Only the number is wanted: how many lines contain the string "those"?

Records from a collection
────────

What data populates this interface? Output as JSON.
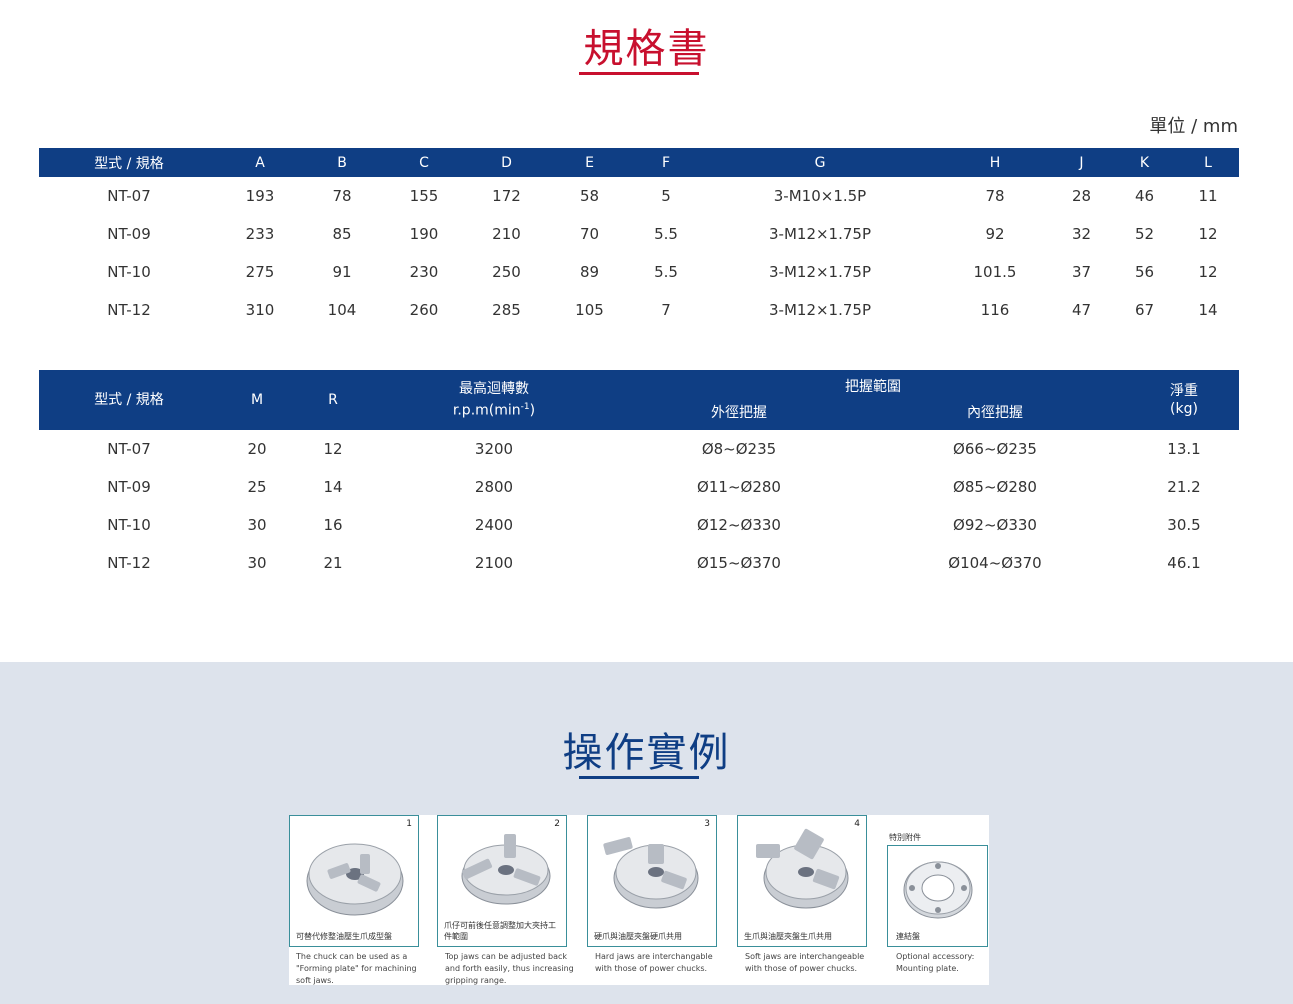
{
  "spec_section": {
    "title": "規格書",
    "unit": "單位 / mm"
  },
  "table1": {
    "headers": [
      "型式 / 規格",
      "A",
      "B",
      "C",
      "D",
      "E",
      "F",
      "G",
      "H",
      "J",
      "K",
      "L"
    ],
    "rows": [
      [
        "NT-07",
        "193",
        "78",
        "155",
        "172",
        "58",
        "5",
        "3-M10×1.5P",
        "78",
        "28",
        "46",
        "11"
      ],
      [
        "NT-09",
        "233",
        "85",
        "190",
        "210",
        "70",
        "5.5",
        "3-M12×1.75P",
        "92",
        "32",
        "52",
        "12"
      ],
      [
        "NT-10",
        "275",
        "91",
        "230",
        "250",
        "89",
        "5.5",
        "3-M12×1.75P",
        "101.5",
        "37",
        "56",
        "12"
      ],
      [
        "NT-12",
        "310",
        "104",
        "260",
        "285",
        "105",
        "7",
        "3-M12×1.75P",
        "116",
        "47",
        "67",
        "14"
      ]
    ]
  },
  "table2": {
    "headers": {
      "model": "型式 / 規格",
      "m": "M",
      "r": "R",
      "max_speed_line1": "最高迴轉數",
      "max_speed_line2": "r.p.m(min",
      "max_speed_sup": "-1",
      "max_speed_close": ")",
      "grip_range": "把握範圍",
      "outer_grip": "外徑把握",
      "inner_grip": "內徑把握",
      "weight_line1": "淨重",
      "weight_line2": "(kg)"
    },
    "rows": [
      [
        "NT-07",
        "20",
        "12",
        "3200",
        "Ø8~Ø235",
        "Ø66~Ø235",
        "13.1"
      ],
      [
        "NT-09",
        "25",
        "14",
        "2800",
        "Ø11~Ø280",
        "Ø85~Ø280",
        "21.2"
      ],
      [
        "NT-10",
        "30",
        "16",
        "2400",
        "Ø12~Ø330",
        "Ø92~Ø330",
        "30.5"
      ],
      [
        "NT-12",
        "30",
        "21",
        "2100",
        "Ø15~Ø370",
        "Ø104~Ø370",
        "46.1"
      ]
    ]
  },
  "operation_section": {
    "title": "操作實例",
    "cards": [
      {
        "num": "1",
        "caption": "可替代修整油壓生爪成型盤",
        "en": "The chuck can be used as a \"Forming plate\" for machining soft jaws."
      },
      {
        "num": "2",
        "caption": "爪仔可前後任意調整加大夾持工件範圍",
        "en": "Top jaws can be adjusted back and forth easily, thus increasing gripping range."
      },
      {
        "num": "3",
        "caption": "硬爪與油壓夾盤硬爪共用",
        "en": "Hard jaws are interchangable with those of power chucks."
      },
      {
        "num": "4",
        "caption": "生爪與油壓夾盤生爪共用",
        "en": "Soft jaws are interchangeable with those of power chucks."
      }
    ],
    "accessory": {
      "label": "特別附件",
      "caption": "連結盤",
      "en": "Optional accessory: Mounting plate."
    }
  },
  "colors": {
    "header_bg": "#0f3e84",
    "spec_title": "#c8102e",
    "op_title": "#0f3e84",
    "bottom_bg": "#dde3ec"
  }
}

────────

• [TASK OUTPUT]
2